Dataset entries on figures:
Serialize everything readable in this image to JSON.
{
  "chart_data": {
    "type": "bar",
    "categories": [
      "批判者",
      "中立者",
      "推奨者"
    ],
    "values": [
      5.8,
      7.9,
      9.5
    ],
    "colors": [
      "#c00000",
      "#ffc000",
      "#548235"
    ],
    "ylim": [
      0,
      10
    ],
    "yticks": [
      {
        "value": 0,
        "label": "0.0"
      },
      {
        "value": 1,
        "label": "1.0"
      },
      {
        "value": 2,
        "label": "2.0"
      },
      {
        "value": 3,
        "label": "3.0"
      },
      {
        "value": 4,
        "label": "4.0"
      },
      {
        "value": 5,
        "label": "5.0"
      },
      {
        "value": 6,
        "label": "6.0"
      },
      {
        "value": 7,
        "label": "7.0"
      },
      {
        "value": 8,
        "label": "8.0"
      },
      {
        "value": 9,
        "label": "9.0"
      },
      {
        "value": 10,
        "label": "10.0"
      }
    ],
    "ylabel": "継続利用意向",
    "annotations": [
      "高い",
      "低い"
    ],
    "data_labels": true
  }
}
...
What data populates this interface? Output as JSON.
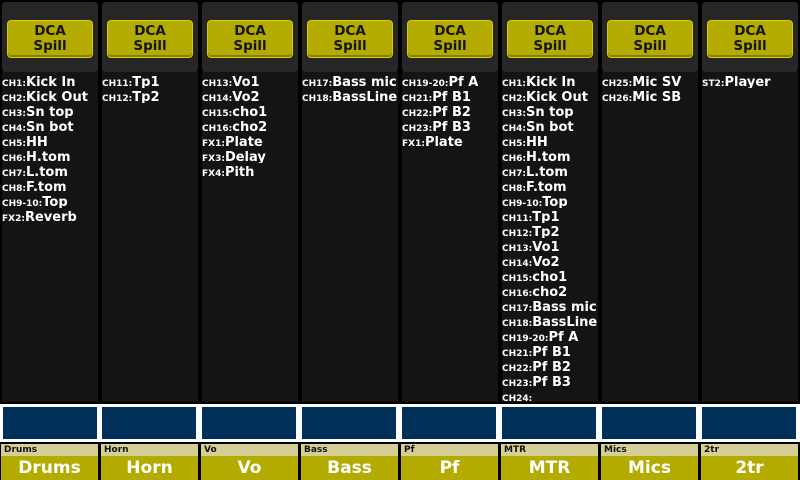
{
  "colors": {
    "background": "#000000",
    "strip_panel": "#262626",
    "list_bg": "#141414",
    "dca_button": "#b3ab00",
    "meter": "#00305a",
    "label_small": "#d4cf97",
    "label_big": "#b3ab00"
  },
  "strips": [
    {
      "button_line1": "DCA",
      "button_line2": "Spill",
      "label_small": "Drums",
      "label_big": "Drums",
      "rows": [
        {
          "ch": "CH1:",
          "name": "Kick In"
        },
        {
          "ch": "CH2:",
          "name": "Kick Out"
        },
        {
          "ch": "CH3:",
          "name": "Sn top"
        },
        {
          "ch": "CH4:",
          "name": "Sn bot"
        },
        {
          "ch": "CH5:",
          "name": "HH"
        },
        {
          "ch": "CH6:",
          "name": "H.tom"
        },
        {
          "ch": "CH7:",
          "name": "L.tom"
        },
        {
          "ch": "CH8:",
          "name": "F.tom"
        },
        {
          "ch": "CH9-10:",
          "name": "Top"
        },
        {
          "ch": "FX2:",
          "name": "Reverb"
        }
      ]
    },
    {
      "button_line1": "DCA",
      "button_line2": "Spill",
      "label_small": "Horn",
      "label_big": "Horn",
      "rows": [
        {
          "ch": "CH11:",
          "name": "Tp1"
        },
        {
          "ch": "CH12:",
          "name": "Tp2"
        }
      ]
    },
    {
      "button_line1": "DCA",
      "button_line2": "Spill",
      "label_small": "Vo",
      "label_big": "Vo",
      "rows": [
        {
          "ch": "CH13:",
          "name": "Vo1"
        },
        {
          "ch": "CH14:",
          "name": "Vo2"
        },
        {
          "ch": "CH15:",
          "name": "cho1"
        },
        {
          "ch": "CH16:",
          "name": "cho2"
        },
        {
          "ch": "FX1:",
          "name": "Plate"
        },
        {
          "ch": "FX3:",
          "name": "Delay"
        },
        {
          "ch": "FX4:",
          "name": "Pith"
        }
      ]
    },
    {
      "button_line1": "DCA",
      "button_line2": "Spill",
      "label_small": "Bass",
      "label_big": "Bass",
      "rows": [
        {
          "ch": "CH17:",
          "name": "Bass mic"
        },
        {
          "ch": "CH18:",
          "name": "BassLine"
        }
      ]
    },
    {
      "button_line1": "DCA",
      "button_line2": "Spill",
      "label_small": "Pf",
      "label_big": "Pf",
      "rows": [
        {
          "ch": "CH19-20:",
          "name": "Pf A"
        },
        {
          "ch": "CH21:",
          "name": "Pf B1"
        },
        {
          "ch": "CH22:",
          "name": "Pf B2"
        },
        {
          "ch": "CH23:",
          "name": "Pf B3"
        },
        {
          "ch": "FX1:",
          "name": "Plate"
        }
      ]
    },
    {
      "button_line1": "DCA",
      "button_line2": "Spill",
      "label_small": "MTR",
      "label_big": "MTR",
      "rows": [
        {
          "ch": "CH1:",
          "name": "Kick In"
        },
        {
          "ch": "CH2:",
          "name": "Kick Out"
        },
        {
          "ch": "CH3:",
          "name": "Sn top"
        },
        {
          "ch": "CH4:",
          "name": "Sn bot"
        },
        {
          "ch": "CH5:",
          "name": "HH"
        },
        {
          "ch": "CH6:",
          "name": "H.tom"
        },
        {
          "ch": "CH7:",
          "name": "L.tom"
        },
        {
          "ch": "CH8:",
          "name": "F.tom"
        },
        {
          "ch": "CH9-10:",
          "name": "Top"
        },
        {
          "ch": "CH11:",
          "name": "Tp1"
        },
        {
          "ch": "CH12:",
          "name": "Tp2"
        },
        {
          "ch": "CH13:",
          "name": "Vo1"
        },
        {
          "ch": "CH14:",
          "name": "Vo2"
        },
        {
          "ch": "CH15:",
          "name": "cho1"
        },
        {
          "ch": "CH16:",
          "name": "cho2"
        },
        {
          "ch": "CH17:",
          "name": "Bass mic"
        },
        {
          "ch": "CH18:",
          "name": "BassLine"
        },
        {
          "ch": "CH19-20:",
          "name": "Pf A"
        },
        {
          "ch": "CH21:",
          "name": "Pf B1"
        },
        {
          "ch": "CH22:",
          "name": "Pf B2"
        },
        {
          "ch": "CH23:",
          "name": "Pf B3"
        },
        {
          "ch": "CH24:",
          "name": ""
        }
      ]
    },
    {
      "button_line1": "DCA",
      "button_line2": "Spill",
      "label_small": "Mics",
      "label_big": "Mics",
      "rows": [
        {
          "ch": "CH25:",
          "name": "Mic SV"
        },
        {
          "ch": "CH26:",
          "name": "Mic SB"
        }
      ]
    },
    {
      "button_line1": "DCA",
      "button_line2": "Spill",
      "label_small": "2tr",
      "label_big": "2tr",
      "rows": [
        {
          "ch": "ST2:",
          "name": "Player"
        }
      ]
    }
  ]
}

Your instructions.
Reply with nothing but the number of lines in the data above that contain "this".

Answer below.
2